## [Required work]
All records should be reproduced verbatim.

(Figure contents as structured data)
++++++
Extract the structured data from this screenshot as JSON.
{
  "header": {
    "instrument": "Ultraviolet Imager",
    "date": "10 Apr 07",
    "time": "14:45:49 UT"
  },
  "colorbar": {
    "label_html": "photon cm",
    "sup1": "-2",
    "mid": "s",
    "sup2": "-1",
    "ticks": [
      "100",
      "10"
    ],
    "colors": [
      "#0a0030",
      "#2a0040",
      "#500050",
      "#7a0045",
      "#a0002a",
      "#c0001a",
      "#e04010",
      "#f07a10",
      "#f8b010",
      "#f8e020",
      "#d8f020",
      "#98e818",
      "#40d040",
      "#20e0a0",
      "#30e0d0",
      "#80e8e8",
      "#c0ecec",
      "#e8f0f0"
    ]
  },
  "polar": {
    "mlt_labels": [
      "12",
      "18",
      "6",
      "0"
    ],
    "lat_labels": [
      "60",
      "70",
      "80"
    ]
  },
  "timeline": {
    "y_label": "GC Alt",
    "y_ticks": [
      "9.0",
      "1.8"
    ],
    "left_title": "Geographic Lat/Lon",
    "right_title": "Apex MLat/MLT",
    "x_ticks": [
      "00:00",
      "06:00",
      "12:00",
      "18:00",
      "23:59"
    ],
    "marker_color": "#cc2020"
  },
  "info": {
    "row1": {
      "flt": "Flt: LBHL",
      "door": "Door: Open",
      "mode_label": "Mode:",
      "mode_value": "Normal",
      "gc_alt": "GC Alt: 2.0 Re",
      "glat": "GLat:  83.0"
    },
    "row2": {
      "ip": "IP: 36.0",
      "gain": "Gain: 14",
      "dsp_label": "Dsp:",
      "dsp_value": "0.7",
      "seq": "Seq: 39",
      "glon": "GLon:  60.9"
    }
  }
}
++++++
## [Written response]
Extract the structured data from this screenshot as JSON.
{
  "header": {
    "instrument": "Ultraviolet Imager",
    "date": "10 Apr 07",
    "time": "14:45:49 UT"
  },
  "colorbar": {
    "label_html": "photon cm",
    "sup1": "-2",
    "mid": "s",
    "sup2": "-1",
    "ticks": [
      "100",
      "10"
    ],
    "colors": [
      "#0a0030",
      "#2a0040",
      "#500050",
      "#7a0045",
      "#a0002a",
      "#c0001a",
      "#e04010",
      "#f07a10",
      "#f8b010",
      "#f8e020",
      "#d8f020",
      "#98e818",
      "#40d040",
      "#20e0a0",
      "#30e0d0",
      "#80e8e8",
      "#c0ecec",
      "#e8f0f0"
    ]
  },
  "polar": {
    "mlt_labels": [
      "12",
      "18",
      "6",
      "0"
    ],
    "lat_labels": [
      "60",
      "70",
      "80"
    ]
  },
  "timeline": {
    "y_label": "GC Alt",
    "y_ticks": [
      "9.0",
      "1.8"
    ],
    "left_title": "Geographic Lat/Lon",
    "right_title": "Apex MLat/MLT",
    "x_ticks": [
      "00:00",
      "06:00",
      "12:00",
      "18:00",
      "23:59"
    ],
    "marker_color": "#cc2020"
  },
  "info": {
    "row1": {
      "flt": "Flt: LBHL",
      "door": "Door: Open",
      "mode_label": "Mode:",
      "mode_value": "Normal",
      "gc_alt": "GC Alt: 2.0 Re",
      "glat": "GLat:  83.0"
    },
    "row2": {
      "ip": "IP: 36.0",
      "gain": "Gain: 14",
      "dsp_label": "Dsp:",
      "dsp_value": "0.7",
      "seq": "Seq: 39",
      "glon": "GLon:  60.9"
    }
  }
}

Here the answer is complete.